→ Dataset records
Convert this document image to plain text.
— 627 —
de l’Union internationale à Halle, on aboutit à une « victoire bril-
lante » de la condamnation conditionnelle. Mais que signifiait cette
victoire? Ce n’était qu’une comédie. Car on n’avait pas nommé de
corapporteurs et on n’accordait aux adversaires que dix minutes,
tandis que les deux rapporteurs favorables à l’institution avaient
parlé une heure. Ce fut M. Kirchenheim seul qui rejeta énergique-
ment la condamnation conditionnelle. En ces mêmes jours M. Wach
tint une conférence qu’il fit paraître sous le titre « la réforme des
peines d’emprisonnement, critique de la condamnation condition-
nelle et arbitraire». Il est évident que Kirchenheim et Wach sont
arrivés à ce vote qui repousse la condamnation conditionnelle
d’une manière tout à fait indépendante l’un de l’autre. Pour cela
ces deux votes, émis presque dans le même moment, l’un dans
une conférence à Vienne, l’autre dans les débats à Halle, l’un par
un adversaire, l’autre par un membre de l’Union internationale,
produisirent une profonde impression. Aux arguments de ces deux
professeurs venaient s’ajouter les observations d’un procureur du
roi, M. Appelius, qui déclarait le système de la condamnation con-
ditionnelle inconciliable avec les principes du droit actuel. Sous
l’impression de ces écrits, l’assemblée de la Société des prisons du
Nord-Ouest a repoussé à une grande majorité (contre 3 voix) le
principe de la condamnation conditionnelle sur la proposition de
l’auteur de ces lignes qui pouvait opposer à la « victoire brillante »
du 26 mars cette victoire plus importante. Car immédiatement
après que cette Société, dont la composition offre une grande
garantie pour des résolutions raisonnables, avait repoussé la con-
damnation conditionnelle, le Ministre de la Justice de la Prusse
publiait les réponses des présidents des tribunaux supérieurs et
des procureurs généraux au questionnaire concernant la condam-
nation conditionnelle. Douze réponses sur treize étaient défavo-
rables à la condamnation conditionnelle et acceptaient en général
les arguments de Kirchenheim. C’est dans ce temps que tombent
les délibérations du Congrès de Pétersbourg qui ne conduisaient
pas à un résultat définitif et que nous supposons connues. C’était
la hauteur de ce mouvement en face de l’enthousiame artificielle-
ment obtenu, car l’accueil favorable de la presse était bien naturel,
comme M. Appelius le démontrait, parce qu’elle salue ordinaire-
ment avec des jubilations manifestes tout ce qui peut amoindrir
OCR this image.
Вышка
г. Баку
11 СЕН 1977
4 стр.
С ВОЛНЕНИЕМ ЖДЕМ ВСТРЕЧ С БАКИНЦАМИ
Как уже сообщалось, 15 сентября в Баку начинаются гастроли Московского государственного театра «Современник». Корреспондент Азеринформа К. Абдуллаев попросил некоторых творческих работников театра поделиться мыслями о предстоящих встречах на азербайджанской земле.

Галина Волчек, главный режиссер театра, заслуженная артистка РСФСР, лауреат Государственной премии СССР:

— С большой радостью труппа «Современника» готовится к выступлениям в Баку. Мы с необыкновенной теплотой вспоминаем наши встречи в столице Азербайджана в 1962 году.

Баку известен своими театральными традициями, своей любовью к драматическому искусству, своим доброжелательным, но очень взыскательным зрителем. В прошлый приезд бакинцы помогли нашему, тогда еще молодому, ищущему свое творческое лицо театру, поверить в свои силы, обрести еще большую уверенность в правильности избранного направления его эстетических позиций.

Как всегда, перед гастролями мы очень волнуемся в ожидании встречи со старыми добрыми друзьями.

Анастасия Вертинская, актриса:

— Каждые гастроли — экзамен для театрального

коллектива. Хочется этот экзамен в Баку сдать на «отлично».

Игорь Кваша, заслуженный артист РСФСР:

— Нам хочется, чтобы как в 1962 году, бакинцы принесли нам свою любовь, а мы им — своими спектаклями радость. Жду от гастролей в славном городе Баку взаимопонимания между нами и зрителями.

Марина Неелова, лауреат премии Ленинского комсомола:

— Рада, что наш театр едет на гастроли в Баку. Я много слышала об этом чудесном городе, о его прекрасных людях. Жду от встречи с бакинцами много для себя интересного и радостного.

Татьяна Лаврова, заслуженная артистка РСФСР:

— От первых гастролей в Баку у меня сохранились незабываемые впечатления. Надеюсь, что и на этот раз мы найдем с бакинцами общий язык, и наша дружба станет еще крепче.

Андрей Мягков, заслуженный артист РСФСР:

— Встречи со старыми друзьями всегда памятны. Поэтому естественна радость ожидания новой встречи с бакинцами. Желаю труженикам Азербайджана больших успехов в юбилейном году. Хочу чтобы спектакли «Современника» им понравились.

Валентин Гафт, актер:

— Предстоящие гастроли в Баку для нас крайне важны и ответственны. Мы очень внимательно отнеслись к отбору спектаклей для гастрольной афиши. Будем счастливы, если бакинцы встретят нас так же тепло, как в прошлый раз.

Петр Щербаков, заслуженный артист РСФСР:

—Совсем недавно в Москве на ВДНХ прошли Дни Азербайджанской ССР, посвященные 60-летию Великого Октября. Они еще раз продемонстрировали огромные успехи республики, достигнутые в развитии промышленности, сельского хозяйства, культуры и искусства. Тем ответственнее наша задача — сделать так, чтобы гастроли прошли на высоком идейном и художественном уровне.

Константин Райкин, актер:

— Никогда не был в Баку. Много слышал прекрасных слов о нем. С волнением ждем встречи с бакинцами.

→ Direction
From the records above, extract every line exactly as it stands.

→ Response below
Convert this document image to plain text.
— 627 —
de l’Union internationale à Halle, on aboutit à une « victoire bril-
lante » de la condamnation conditionnelle. Mais que signifiait cette
victoire? Ce n’était qu’une comédie. Car on n’avait pas nommé de
corapporteurs et on n’accordait aux adversaires que dix minutes,
tandis que les deux rapporteurs favorables à l’institution avaient
parlé une heure. Ce fut M. Kirchenheim seul qui rejeta énergique-
ment la condamnation conditionnelle. En ces mêmes jours M. Wach
tint une conférence qu’il fit paraître sous le titre « la réforme des
peines d’emprisonnement, critique de la condamnation condition-
nelle et arbitraire». Il est évident que Kirchenheim et Wach sont
arrivés à ce vote qui repousse la condamnation conditionnelle
d’une manière tout à fait indépendante l’un de l’autre. Pour cela
ces deux votes, émis presque dans le même moment, l’un dans
une conférence à Vienne, l’autre dans les débats à Halle, l’un par
un adversaire, l’autre par un membre de l’Union internationale,
produisirent une profonde impression. Aux arguments de ces deux
professeurs venaient s’ajouter les observations d’un procureur du
roi, M. Appelius, qui déclarait le système de la condamnation con-
ditionnelle inconciliable avec les principes du droit actuel. Sous
l’impression de ces écrits, l’assemblée de la Société des prisons du
Nord-Ouest a repoussé à une grande majorité (contre 3 voix) le
principe de la condamnation conditionnelle sur la proposition de
l’auteur de ces lignes qui pouvait opposer à la « victoire brillante »
du 26 mars cette victoire plus importante. Car immédiatement
après que cette Société, dont la composition offre une grande
garantie pour des résolutions raisonnables, avait repoussé la con-
damnation conditionnelle, le Ministre de la Justice de la Prusse
publiait les réponses des présidents des tribunaux supérieurs et
des procureurs généraux au questionnaire concernant la condam-
nation conditionnelle. Douze réponses sur treize étaient défavo-
rables à la condamnation conditionnelle et acceptaient en général
les arguments de Kirchenheim. C’est dans ce temps que tombent
les délibérations du Congrès de Pétersbourg qui ne conduisaient
pas à un résultat définitif et que nous supposons connues. C’était
la hauteur de ce mouvement en face de l’enthousiame artificielle-
ment obtenu, car l’accueil favorable de la presse était bien naturel,
comme M. Appelius le démontrait, parce qu’elle salue ordinaire-
ment avec des jubilations manifestes tout ce qui peut amoindrir
OCR this image.
Вышка
г. Баку
11 СЕН 1977
4 стр.
С ВОЛНЕНИЕМ ЖДЕМ ВСТРЕЧ С БАКИНЦАМИ
Как уже сообщалось, 15 сентября в Баку начинаются гастроли Московского государственного театра «Современник». Корреспондент Азеринформа К. Абдуллаев попросил некоторых творческих работников театра поделиться мыслями о предстоящих встречах на азербайджанской земле.

Галина Волчек, главный режиссер театра, заслуженная артистка РСФСР, лауреат Государственной премии СССР:

— С большой радостью труппа «Современника» готовится к выступлениям в Баку. Мы с необыкновенной теплотой вспоминаем наши встречи в столице Азербайджана в 1962 году.

Баку известен своими театральными традициями, своей любовью к драматическому искусству, своим доброжелательным, но очень взыскательным зрителем. В прошлый приезд бакинцы помогли нашему, тогда еще молодому, ищущему свое творческое лицо театру, поверить в свои силы, обрести еще большую уверенность в правильности избранного направления его эстетических позиций.

Как всегда, перед гастролями мы очень волнуемся в ожидании встречи со старыми добрыми друзьями.

Анастасия Вертинская, актриса:

— Каждые гастроли — экзамен для театрального

коллектива. Хочется этот экзамен в Баку сдать на «отлично».

Игорь Кваша, заслуженный артист РСФСР:

— Нам хочется, чтобы как в 1962 году, бакинцы принесли нам свою любовь, а мы им — своими спектаклями радость. Жду от гастролей в славном городе Баку взаимопонимания между нами и зрителями.

Марина Неелова, лауреат премии Ленинского комсомола:

— Рада, что наш театр едет на гастроли в Баку. Я много слышала об этом чудесном городе, о его прекрасных людях. Жду от встречи с бакинцами много для себя интересного и радостного.

Татьяна Лаврова, заслуженная артистка РСФСР:

— От первых гастролей в Баку у меня сохранились незабываемые впечатления. Надеюсь, что и на этот раз мы найдем с бакинцами общий язык, и наша дружба станет еще крепче.

Андрей Мягков, заслуженный артист РСФСР:

— Встречи со старыми друзьями всегда памятны. Поэтому естественна радость ожидания новой встречи с бакинцами. Желаю труженикам Азербайджана больших успехов в юбилейном году. Хочу чтобы спектакли «Современника» им понравились.

Валентин Гафт, актер:

— Предстоящие гастроли в Баку для нас крайне важны и ответственны. Мы очень внимательно отнеслись к отбору спектаклей для гастрольной афиши. Будем счастливы, если бакинцы встретят нас так же тепло, как в прошлый раз.

Петр Щербаков, заслуженный артист РСФСР:

—Совсем недавно в Москве на ВДНХ прошли Дни Азербайджанской ССР, посвященные 60-летию Великого Октября. Они еще раз продемонстрировали огромные успехи республики, достигнутые в развитии промышленности, сельского хозяйства, культуры и искусства. Тем ответственнее наша задача — сделать так, чтобы гастроли прошли на высоком идейном и художественном уровне.

Константин Райкин, актер:

— Никогда не был в Баку. Много слышал прекрасных слов о нем. С волнением ждем встречи с бакинцами.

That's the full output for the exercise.